● **SUPPLIED RECORDS**
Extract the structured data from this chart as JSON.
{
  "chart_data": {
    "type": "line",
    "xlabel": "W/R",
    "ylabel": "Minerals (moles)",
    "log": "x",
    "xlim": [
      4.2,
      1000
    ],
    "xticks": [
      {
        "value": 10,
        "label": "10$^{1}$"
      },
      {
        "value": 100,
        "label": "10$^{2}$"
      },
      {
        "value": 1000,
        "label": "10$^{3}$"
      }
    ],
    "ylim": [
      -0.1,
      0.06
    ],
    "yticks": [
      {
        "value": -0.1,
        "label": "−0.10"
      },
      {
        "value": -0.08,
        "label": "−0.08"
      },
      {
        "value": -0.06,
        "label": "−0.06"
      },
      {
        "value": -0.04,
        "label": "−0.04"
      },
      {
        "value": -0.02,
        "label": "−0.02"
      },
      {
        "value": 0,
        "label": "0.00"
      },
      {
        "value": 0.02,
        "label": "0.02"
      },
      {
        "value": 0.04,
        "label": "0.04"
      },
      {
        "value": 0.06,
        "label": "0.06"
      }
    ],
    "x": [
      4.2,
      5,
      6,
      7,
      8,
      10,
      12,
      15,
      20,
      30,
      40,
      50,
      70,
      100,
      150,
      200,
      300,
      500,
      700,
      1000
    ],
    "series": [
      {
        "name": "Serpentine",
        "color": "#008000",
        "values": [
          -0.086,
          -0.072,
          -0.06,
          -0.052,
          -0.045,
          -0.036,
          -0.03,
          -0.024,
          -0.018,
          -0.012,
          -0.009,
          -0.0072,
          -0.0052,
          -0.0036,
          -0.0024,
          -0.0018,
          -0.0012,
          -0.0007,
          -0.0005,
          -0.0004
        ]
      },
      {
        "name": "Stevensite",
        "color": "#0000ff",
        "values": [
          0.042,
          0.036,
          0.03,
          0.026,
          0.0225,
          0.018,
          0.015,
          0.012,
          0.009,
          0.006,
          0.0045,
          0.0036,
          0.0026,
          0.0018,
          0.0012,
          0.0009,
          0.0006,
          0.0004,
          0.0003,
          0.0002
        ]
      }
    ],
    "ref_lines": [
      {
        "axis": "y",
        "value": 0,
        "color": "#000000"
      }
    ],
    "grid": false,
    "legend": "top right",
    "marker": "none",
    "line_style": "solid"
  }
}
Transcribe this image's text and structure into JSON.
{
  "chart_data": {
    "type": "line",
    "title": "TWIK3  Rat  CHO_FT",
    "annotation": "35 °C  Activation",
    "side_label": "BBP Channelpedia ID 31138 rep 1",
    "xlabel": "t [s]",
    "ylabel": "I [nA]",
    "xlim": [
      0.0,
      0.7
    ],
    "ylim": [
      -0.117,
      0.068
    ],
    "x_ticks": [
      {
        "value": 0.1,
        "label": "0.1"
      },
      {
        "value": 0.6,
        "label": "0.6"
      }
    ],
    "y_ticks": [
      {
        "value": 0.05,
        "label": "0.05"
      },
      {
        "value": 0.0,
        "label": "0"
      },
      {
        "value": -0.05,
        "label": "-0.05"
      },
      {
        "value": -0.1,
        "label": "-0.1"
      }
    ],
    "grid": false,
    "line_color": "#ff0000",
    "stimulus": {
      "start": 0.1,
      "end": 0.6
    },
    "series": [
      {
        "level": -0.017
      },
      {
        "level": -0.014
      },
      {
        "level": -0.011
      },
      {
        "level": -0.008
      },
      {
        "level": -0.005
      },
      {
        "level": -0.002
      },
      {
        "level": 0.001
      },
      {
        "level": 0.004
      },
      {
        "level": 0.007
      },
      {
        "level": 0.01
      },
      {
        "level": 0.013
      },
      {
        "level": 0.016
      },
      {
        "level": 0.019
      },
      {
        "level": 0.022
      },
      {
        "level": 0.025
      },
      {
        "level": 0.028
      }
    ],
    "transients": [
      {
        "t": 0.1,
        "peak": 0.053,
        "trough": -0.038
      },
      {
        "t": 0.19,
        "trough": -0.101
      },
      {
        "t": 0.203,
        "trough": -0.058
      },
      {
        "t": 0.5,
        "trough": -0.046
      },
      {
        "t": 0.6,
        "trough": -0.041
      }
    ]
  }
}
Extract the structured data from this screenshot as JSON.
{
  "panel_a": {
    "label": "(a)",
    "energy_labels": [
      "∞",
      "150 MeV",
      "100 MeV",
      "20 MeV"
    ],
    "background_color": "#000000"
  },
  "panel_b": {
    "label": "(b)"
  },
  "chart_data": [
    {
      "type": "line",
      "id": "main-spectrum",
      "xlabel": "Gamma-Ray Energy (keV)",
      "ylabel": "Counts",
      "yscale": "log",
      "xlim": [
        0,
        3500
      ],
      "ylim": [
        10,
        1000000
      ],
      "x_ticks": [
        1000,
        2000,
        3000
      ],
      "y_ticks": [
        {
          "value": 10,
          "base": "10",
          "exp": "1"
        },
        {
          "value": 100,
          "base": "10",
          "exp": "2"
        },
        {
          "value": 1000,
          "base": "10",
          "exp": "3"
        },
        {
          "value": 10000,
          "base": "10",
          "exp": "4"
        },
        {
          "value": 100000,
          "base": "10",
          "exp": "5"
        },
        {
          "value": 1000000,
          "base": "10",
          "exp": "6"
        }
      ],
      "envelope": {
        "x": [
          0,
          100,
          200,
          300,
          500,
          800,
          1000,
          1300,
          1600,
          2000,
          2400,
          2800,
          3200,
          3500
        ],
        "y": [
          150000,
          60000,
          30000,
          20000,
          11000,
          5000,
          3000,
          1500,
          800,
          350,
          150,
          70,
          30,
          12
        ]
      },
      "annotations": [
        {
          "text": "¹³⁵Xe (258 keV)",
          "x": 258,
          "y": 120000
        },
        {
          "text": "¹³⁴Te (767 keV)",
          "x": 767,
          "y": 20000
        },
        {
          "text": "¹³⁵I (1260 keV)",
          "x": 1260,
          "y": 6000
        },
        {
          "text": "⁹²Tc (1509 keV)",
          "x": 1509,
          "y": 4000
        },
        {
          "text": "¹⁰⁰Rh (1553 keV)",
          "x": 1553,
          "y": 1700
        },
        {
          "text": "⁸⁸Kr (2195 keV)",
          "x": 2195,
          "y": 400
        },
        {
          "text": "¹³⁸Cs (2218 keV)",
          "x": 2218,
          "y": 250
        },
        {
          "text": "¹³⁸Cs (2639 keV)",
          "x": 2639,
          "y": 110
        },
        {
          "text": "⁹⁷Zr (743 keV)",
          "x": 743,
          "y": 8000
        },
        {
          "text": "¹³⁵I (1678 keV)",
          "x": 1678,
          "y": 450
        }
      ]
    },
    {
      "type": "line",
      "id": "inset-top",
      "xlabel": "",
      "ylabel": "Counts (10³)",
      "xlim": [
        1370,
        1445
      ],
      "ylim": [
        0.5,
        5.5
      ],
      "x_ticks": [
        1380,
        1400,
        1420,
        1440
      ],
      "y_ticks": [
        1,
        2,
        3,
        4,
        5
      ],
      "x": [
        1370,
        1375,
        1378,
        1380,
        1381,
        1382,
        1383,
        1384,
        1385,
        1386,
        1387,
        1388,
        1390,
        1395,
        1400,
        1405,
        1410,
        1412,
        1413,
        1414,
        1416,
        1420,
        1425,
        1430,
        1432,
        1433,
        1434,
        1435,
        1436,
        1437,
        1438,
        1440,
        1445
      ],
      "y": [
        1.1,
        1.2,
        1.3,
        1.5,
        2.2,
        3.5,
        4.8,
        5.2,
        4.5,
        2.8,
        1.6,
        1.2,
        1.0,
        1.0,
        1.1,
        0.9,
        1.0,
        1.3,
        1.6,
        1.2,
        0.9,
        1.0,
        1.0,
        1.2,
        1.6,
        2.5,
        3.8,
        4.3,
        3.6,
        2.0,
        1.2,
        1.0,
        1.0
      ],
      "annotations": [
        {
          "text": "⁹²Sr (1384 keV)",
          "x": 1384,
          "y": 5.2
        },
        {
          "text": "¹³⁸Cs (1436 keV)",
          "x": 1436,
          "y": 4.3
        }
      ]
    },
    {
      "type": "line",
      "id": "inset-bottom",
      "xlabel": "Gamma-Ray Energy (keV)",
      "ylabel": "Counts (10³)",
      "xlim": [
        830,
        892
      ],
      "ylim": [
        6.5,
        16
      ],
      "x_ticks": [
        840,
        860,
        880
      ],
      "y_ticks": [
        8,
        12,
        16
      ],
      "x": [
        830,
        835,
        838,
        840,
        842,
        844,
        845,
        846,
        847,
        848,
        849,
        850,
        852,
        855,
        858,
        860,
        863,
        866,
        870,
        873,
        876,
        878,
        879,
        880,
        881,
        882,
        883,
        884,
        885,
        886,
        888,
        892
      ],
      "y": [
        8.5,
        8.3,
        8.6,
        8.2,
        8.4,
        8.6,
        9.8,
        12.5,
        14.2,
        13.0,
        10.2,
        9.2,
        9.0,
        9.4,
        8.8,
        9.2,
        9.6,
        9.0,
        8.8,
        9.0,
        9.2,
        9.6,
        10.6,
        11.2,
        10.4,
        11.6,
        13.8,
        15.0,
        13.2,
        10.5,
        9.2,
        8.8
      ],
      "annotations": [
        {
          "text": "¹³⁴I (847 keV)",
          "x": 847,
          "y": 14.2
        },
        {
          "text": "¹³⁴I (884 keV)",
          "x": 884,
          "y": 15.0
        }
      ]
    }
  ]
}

● **GOAL OF THE EXERCISE**
Identify and list each line with the word "structured".

● **EXERCISE RESULT**
Extract the structured data from this chart as JSON.
Extract the structured data from this screenshot as JSON.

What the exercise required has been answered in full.